Reproduce this listing in full.

Stored data>
--- BEGIN ---
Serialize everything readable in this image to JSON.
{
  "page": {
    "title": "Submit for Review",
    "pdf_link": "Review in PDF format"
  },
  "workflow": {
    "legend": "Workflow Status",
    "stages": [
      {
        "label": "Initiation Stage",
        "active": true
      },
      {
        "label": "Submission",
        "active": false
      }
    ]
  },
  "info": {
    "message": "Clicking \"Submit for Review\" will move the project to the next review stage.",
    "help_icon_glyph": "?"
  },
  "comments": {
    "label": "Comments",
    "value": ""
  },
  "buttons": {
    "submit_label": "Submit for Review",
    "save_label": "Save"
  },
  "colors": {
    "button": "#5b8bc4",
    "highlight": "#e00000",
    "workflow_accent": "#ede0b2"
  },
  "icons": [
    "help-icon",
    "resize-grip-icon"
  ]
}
--- END ---
WORKED SOLUTION>
Serialize everything readable in this image to JSON.
{
  "page": {
    "title": "Submit for Review",
    "pdf_link": "Review in PDF format"
  },
  "workflow": {
    "legend": "Workflow Status",
    "stages": [
      {
        "label": "Initiation Stage",
        "active": true
      },
      {
        "label": "Submission",
        "active": false
      }
    ]
  },
  "info": {
    "message": "Clicking \"Submit for Review\" will move the project to the next review stage.",
    "help_icon_glyph": "?"
  },
  "comments": {
    "label": "Comments",
    "value": ""
  },
  "buttons": {
    "submit_label": "Submit for Review",
    "save_label": "Save"
  },
  "colors": {
    "button": "#5b8bc4",
    "highlight": "#e00000",
    "workflow_accent": "#ede0b2"
  },
  "icons": [
    "help-icon",
    "resize-grip-icon"
  ]
}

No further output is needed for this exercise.